_Problem_
The data must be returned in full and exactly as given.

- - -

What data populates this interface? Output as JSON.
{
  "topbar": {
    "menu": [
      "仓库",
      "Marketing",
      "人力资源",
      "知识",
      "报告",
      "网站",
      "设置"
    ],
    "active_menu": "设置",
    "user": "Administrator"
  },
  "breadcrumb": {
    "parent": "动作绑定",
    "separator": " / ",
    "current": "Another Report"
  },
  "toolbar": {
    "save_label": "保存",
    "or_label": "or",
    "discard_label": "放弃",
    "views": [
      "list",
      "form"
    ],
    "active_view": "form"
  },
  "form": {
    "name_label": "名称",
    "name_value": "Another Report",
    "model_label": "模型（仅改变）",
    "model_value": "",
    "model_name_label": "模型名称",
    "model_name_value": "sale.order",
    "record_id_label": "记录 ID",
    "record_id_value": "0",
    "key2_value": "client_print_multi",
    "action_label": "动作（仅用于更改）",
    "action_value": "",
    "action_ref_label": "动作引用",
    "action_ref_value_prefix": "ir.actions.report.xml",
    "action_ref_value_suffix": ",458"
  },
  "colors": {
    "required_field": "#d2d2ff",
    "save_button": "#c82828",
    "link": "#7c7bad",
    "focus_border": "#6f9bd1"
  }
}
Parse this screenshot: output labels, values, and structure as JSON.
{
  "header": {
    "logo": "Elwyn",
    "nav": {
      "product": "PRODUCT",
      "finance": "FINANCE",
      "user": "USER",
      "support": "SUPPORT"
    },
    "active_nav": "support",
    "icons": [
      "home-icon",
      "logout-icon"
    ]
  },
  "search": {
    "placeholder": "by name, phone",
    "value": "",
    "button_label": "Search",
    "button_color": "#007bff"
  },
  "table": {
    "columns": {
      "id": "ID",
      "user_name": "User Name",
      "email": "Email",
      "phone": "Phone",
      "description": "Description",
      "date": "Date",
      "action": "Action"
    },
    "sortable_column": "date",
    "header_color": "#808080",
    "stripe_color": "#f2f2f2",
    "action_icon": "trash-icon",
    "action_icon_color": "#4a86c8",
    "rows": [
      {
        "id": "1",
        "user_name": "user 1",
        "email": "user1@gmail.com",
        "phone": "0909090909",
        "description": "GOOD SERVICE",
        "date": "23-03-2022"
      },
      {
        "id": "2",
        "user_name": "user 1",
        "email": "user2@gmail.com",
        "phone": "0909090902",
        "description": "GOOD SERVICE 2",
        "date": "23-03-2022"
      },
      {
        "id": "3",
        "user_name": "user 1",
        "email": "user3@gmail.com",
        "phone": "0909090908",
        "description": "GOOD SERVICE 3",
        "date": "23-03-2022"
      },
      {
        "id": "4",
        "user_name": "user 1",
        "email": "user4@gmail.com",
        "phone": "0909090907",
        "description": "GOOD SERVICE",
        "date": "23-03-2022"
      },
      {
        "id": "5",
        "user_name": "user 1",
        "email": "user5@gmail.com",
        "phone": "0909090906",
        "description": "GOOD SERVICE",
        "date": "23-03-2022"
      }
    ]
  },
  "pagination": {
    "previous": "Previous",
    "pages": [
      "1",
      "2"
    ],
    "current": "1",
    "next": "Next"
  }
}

- - -

_Exercise output_
What data populates this interface? Output as JSON.
{
  "topbar": {
    "menu": [
      "仓库",
      "Marketing",
      "人力资源",
      "知识",
      "报告",
      "网站",
      "设置"
    ],
    "active_menu": "设置",
    "user": "Administrator"
  },
  "breadcrumb": {
    "parent": "动作绑定",
    "separator": " / ",
    "current": "Another Report"
  },
  "toolbar": {
    "save_label": "保存",
    "or_label": "or",
    "discard_label": "放弃",
    "views": [
      "list",
      "form"
    ],
    "active_view": "form"
  },
  "form": {
    "name_label": "名称",
    "name_value": "Another Report",
    "model_label": "模型（仅改变）",
    "model_value": "",
    "model_name_label": "模型名称",
    "model_name_value": "sale.order",
    "record_id_label": "记录 ID",
    "record_id_value": "0",
    "key2_value": "client_print_multi",
    "action_label": "动作（仅用于更改）",
    "action_value": "",
    "action_ref_label": "动作引用",
    "action_ref_value_prefix": "ir.actions.report.xml",
    "action_ref_value_suffix": ",458"
  },
  "colors": {
    "required_field": "#d2d2ff",
    "save_button": "#c82828",
    "link": "#7c7bad",
    "focus_border": "#6f9bd1"
  }
}
Parse this screenshot: output labels, values, and structure as JSON.
{
  "header": {
    "logo": "Elwyn",
    "nav": {
      "product": "PRODUCT",
      "finance": "FINANCE",
      "user": "USER",
      "support": "SUPPORT"
    },
    "active_nav": "support",
    "icons": [
      "home-icon",
      "logout-icon"
    ]
  },
  "search": {
    "placeholder": "by name, phone",
    "value": "",
    "button_label": "Search",
    "button_color": "#007bff"
  },
  "table": {
    "columns": {
      "id": "ID",
      "user_name": "User Name",
      "email": "Email",
      "phone": "Phone",
      "description": "Description",
      "date": "Date",
      "action": "Action"
    },
    "sortable_column": "date",
    "header_color": "#808080",
    "stripe_color": "#f2f2f2",
    "action_icon": "trash-icon",
    "action_icon_color": "#4a86c8",
    "rows": [
      {
        "id": "1",
        "user_name": "user 1",
        "email": "user1@gmail.com",
        "phone": "0909090909",
        "description": "GOOD SERVICE",
        "date": "23-03-2022"
      },
      {
        "id": "2",
        "user_name": "user 1",
        "email": "user2@gmail.com",
        "phone": "0909090902",
        "description": "GOOD SERVICE 2",
        "date": "23-03-2022"
      },
      {
        "id": "3",
        "user_name": "user 1",
        "email": "user3@gmail.com",
        "phone": "0909090908",
        "description": "GOOD SERVICE 3",
        "date": "23-03-2022"
      },
      {
        "id": "4",
        "user_name": "user 1",
        "email": "user4@gmail.com",
        "phone": "0909090907",
        "description": "GOOD SERVICE",
        "date": "23-03-2022"
      },
      {
        "id": "5",
        "user_name": "user 1",
        "email": "user5@gmail.com",
        "phone": "0909090906",
        "description": "GOOD SERVICE",
        "date": "23-03-2022"
      }
    ]
  },
  "pagination": {
    "previous": "Previous",
    "pages": [
      "1",
      "2"
    ],
    "current": "1",
    "next": "Next"
  }
}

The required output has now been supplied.